Written problem: Leave out the pictures and transcribe the rest of the records exactly.

Exercise materials:

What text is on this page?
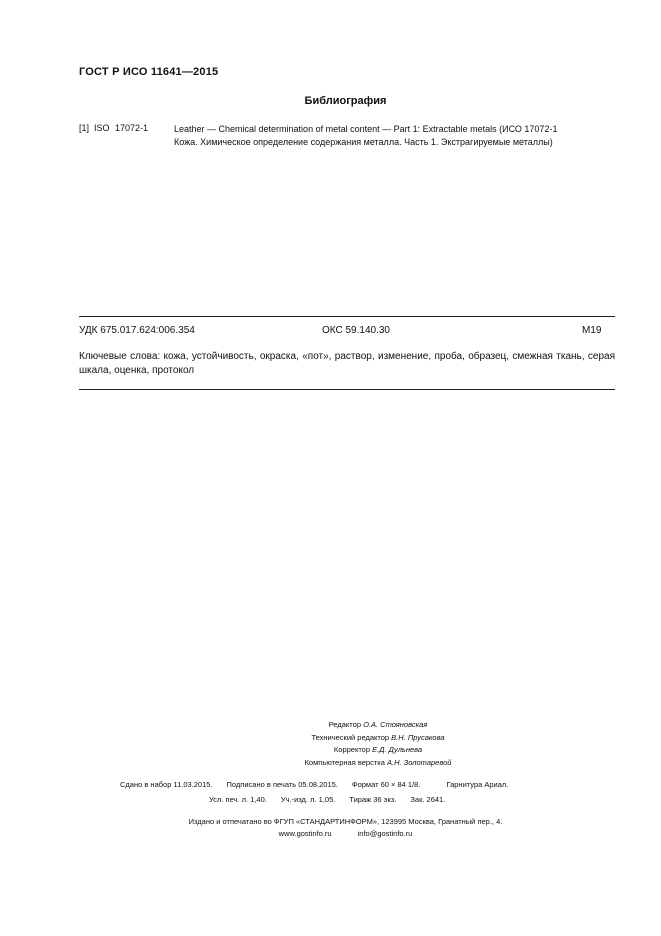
ГОСТ Р ИСО 11641—2015
Библиография
[1] ISO 17072-1	Leather — Chemical determination of metal content — Part 1: Extractable metals (ИСО 17072-1
Кожа. Химическое определение содержания металла. Часть 1. Экстрагируемые металлы)
УДК 675.017.624:006.354	ОКС 59.140.30	М19
Ключевые слова: кожа, устойчивость, окраска, «пот», раствор, изменение, проба, образец, смежная ткань, серая шкала, оценка, протокол
Редактор О.А. Стояновская
Технический редактор В.Н. Прусакова
Корректор Е.Д. Дульнева
Компьютерная верстка А.Н. Золотаревой
Сдано в набор 11.03.2015. Подписано в печать 05.08.2015. Формат 60 × 84 1/8.	Гарнитура Ариал.
Усл. печ. л. 1,40. Уч.-изд. л. 1,05. Тираж 36 экз. Зак. 2641.
Издано и отпечатано во ФГУП «СТАНДАРТИНФОРМ», 123995 Москва, Гранатный пер., 4.
www.gostinfo.ru	info@gostinfo.ru
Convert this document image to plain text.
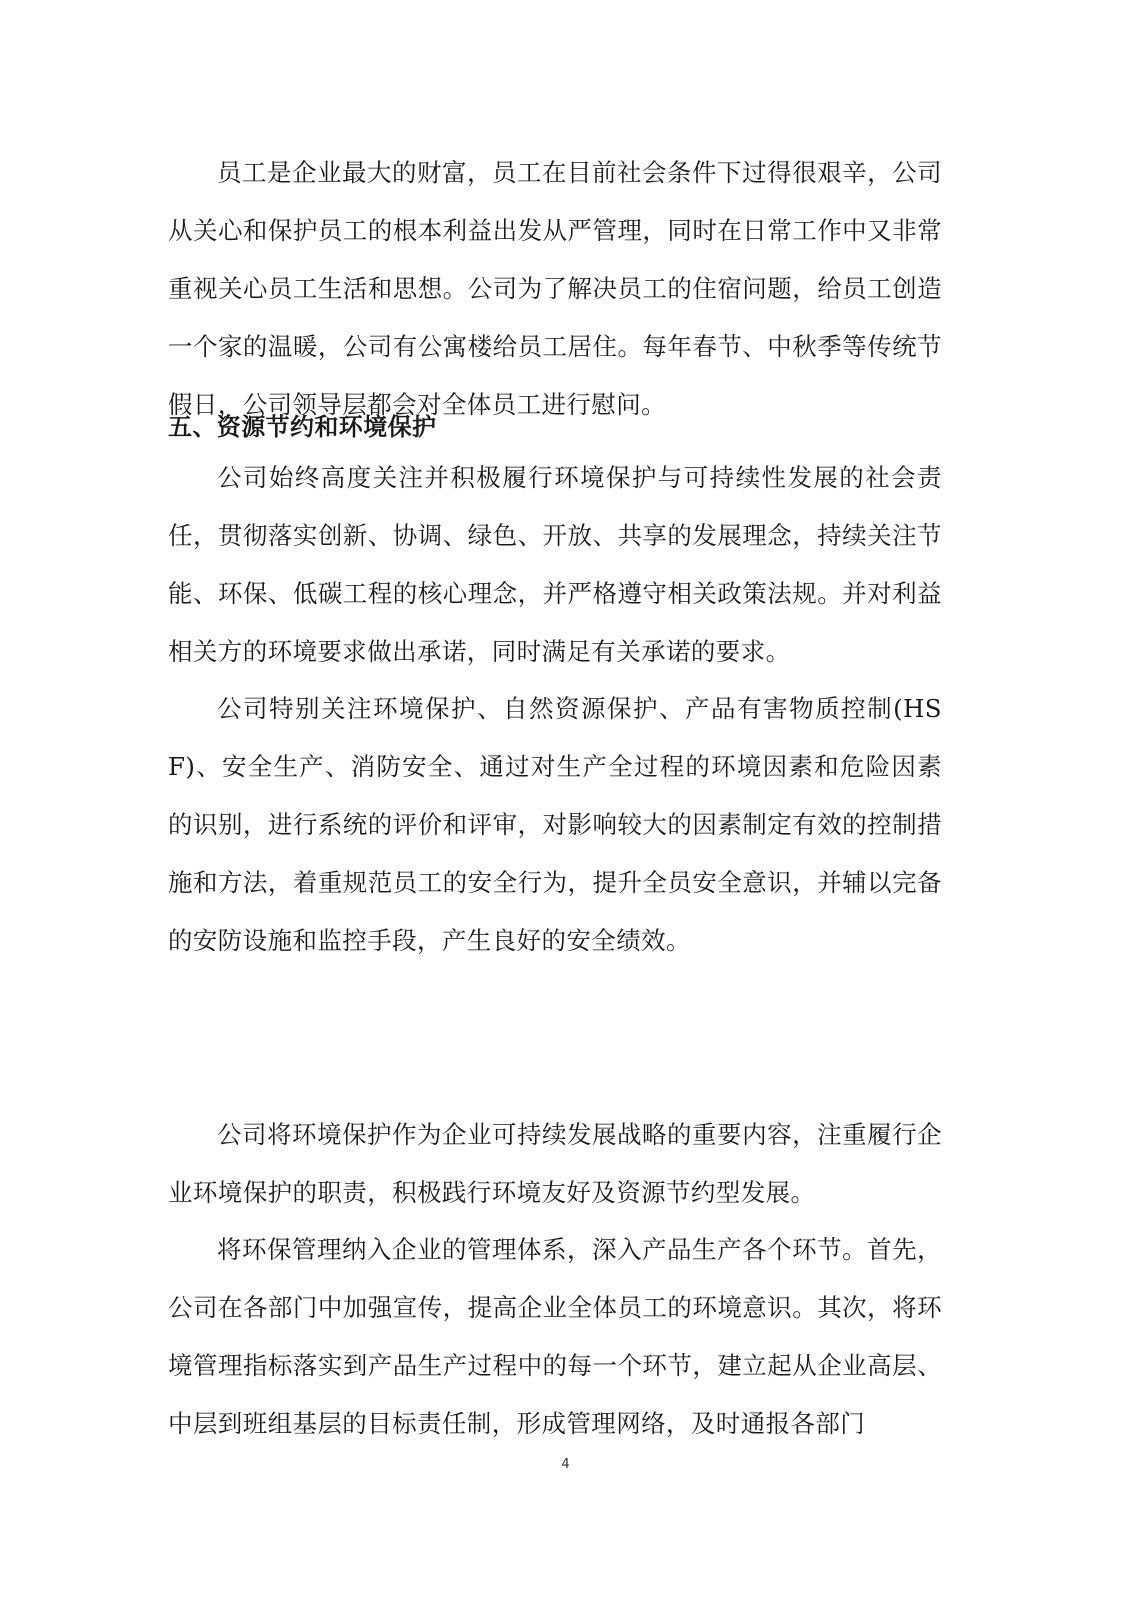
员工是企业最大的财富，员工在目前社会条件下过得很艰辛，公司从关心和保护员工的根本利益出发从严管理，同时在日常工作中又非常重视关心员工生活和思想。公司为了解决员工的住宿问题，给员工创造一个家的温暖，公司有公寓楼给员工居住。每年春节、中秋季等传统节假日，公司领导层都会对全体员工进行慰问。

五、资源节约和环境保护

公司始终高度关注并积极履行环境保护与可持续性发展的社会责任，贯彻落实创新、协调、绿色、开放、共享的发展理念，持续关注节能、环保、低碳工程的核心理念，并严格遵守相关政策法规。并对利益相关方的环境要求做出承诺，同时满足有关承诺的要求。

公司特别关注环境保护、自然资源保护、产品有害物质控制(HSF)、安全生产、消防安全、通过对生产全过程的环境因素和危险因素的识别，进行系统的评价和评审，对影响较大的因素制定有效的控制措施和方法，着重规范员工的安全行为，提升全员安全意识，并辅以完备的安防设施和监控手段，产生良好的安全绩效。

公司将环境保护作为企业可持续发展战略的重要内容，注重履行企业环境保护的职责，积极践行环境友好及资源节约型发展。

将环保管理纳入企业的管理体系，深入产品生产各个环节。首先，公司在各部门中加强宣传，提高企业全体员工的环境意识。其次，将环境管理指标落实到产品生产过程中的每一个环节，建立起从企业高层、中层到班组基层的目标责任制，形成管理网络，及时通报各部门

4
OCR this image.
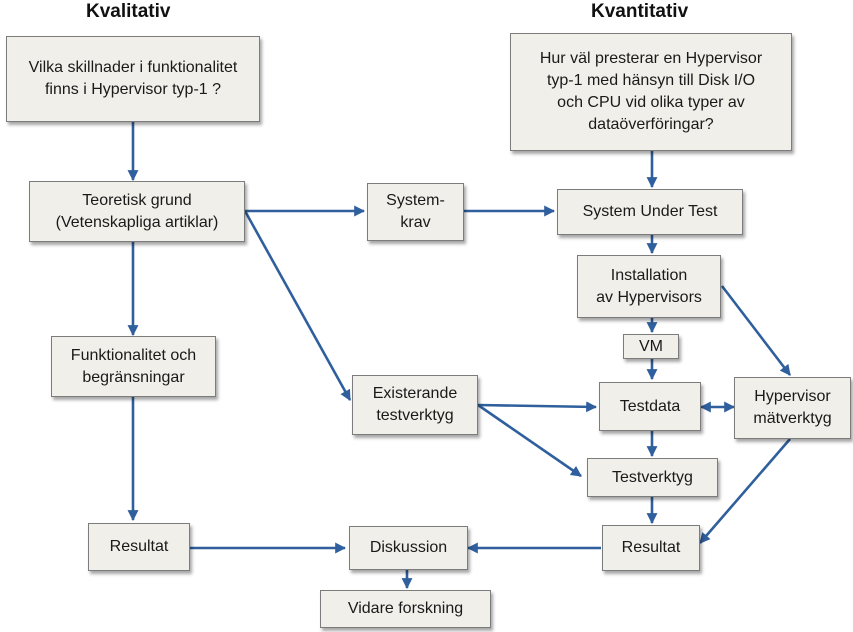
Kvalitativ	Kvantitativ
Vilka skillnader i funktionalitet
finns i Hypervisor typ-1 ?
Hur väl presterar en Hypervisor
typ-1 med hänsyn till Disk I/O
och CPU vid olika typer av
dataöverföringar?
Teoretisk grund
(Vetenskapliga artiklar)
System-
krav
System Under Test
Installation
av Hypervisors
VM
Funktionalitet och
begränsningar
Existerande
testverktyg
Testdata
Hypervisor
mätverktyg
Testverktyg
Resultat	Diskussion	Resultat
Vidare forskning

Response:
What text is on this page?
ГОСТ Р ИСО 11641—2015
Библиография
[1] ISO 17072-1	Leather — Chemical determination of metal content — Part 1: Extractable metals (ИСО 17072-1
Кожа. Химическое определение содержания металла. Часть 1. Экстрагируемые металлы)
УДК 675.017.624:006.354	ОКС 59.140.30	М19
Ключевые слова: кожа, устойчивость, окраска, «пот», раствор, изменение, проба, образец, смежная ткань, серая шкала, оценка, протокол
Редактор О.А. Стояновская
Технический редактор В.Н. Прусакова
Корректор Е.Д. Дульнева
Компьютерная верстка А.Н. Золотаревой
Сдано в набор 11.03.2015. Подписано в печать 05.08.2015. Формат 60 × 84 1/8.	Гарнитура Ариал.
Усл. печ. л. 1,40. Уч.-изд. л. 1,05. Тираж 36 экз. Зак. 2641.
Издано и отпечатано во ФГУП «СТАНДАРТИНФОРМ», 123995 Москва, Гранатный пер., 4.
www.gostinfo.ru	info@gostinfo.ru
Convert this document image to plain text.
员工是企业最大的财富，员工在目前社会条件下过得很艰辛，公司从关心和保护员工的根本利益出发从严管理，同时在日常工作中又非常重视关心员工生活和思想。公司为了解决员工的住宿问题，给员工创造一个家的温暖，公司有公寓楼给员工居住。每年春节、中秋季等传统节假日，公司领导层都会对全体员工进行慰问。

五、资源节约和环境保护

公司始终高度关注并积极履行环境保护与可持续性发展的社会责任，贯彻落实创新、协调、绿色、开放、共享的发展理念，持续关注节能、环保、低碳工程的核心理念，并严格遵守相关政策法规。并对利益相关方的环境要求做出承诺，同时满足有关承诺的要求。

公司特别关注环境保护、自然资源保护、产品有害物质控制(HSF)、安全生产、消防安全、通过对生产全过程的环境因素和危险因素的识别，进行系统的评价和评审，对影响较大的因素制定有效的控制措施和方法，着重规范员工的安全行为，提升全员安全意识，并辅以完备的安防设施和监控手段，产生良好的安全绩效。

公司将环境保护作为企业可持续发展战略的重要内容，注重履行企业环境保护的职责，积极践行环境友好及资源节约型发展。

将环保管理纳入企业的管理体系，深入产品生产各个环节。首先，公司在各部门中加强宣传，提高企业全体员工的环境意识。其次，将环境管理指标落实到产品生产过程中的每一个环节，建立起从企业高层、中层到班组基层的目标责任制，形成管理网络，及时通报各部门

4
OCR this image.
Kvalitativ	Kvantitativ
Vilka skillnader i funktionalitet
finns i Hypervisor typ-1 ?
Hur väl presterar en Hypervisor
typ-1 med hänsyn till Disk I/O
och CPU vid olika typer av
dataöverföringar?
Teoretisk grund
(Vetenskapliga artiklar)
System-
krav
System Under Test
Installation
av Hypervisors
VM
Funktionalitet och
begränsningar
Existerande
testverktyg
Testdata
Hypervisor
mätverktyg
Testverktyg
Resultat	Diskussion	Resultat
Vidare forskning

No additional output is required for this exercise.